## Given problem
Produce an exact transcription of the listing below, omitting the pictures.

------------------------------

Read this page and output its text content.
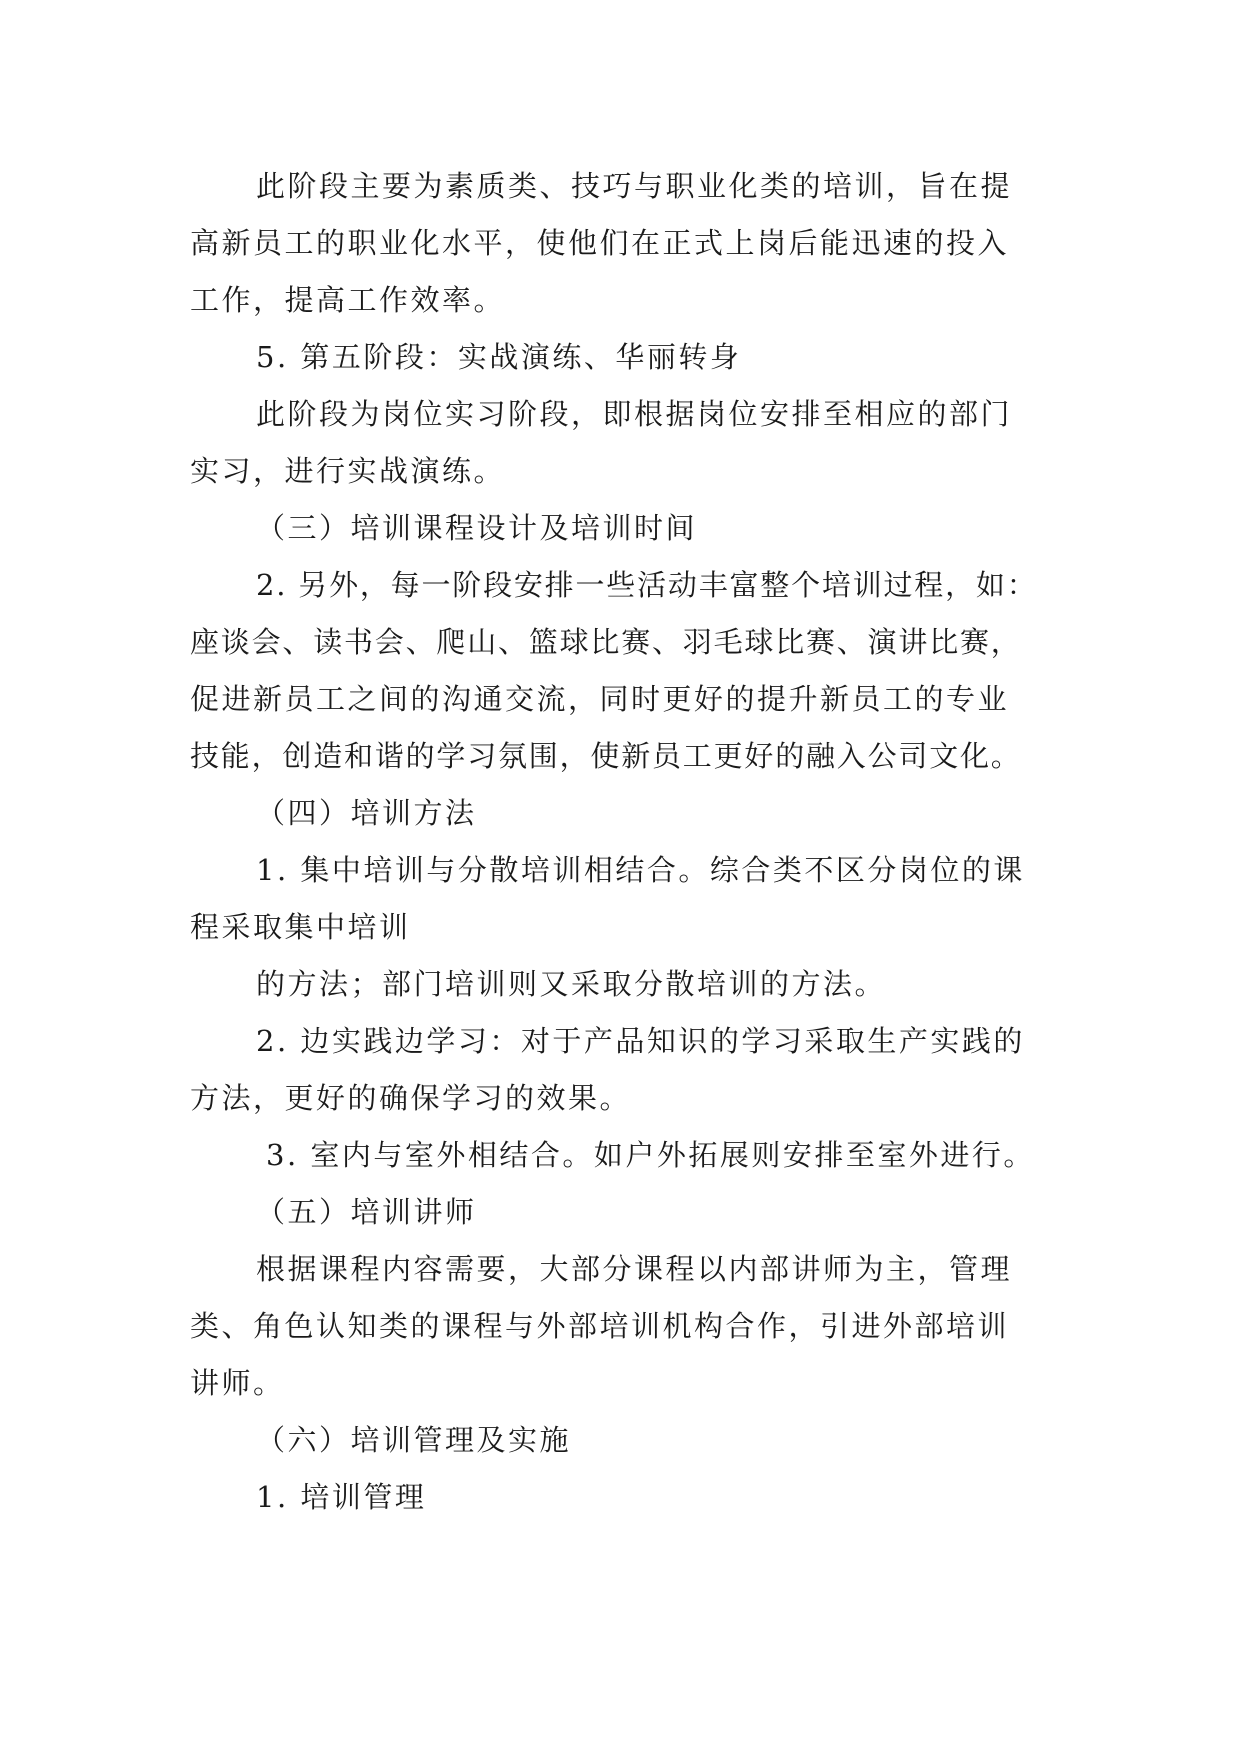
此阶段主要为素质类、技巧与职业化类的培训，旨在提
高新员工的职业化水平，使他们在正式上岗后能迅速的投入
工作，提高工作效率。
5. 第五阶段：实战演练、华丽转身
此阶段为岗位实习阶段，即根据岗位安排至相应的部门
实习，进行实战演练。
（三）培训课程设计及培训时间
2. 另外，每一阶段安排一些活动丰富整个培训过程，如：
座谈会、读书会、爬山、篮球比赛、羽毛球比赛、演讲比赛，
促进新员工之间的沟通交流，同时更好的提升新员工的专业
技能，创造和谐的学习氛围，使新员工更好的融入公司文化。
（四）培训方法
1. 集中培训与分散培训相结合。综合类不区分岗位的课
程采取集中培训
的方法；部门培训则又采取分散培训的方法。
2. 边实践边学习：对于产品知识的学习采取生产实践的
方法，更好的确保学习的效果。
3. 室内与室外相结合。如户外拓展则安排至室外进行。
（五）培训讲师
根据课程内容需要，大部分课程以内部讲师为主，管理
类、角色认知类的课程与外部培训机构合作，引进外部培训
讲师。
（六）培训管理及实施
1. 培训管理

------------------------------

## Exercise solution
Read this page and output its text content.
此阶段主要为素质类、技巧与职业化类的培训，旨在提
高新员工的职业化水平，使他们在正式上岗后能迅速的投入
工作，提高工作效率。
5. 第五阶段：实战演练、华丽转身
此阶段为岗位实习阶段，即根据岗位安排至相应的部门
实习，进行实战演练。
（三）培训课程设计及培训时间
2. 另外，每一阶段安排一些活动丰富整个培训过程，如：
座谈会、读书会、爬山、篮球比赛、羽毛球比赛、演讲比赛，
促进新员工之间的沟通交流，同时更好的提升新员工的专业
技能，创造和谐的学习氛围，使新员工更好的融入公司文化。
（四）培训方法
1. 集中培训与分散培训相结合。综合类不区分岗位的课
程采取集中培训
的方法；部门培训则又采取分散培训的方法。
2. 边实践边学习：对于产品知识的学习采取生产实践的
方法，更好的确保学习的效果。
3. 室内与室外相结合。如户外拓展则安排至室外进行。
（五）培训讲师
根据课程内容需要，大部分课程以内部讲师为主，管理
类、角色认知类的课程与外部培训机构合作，引进外部培训
讲师。
（六）培训管理及实施
1. 培训管理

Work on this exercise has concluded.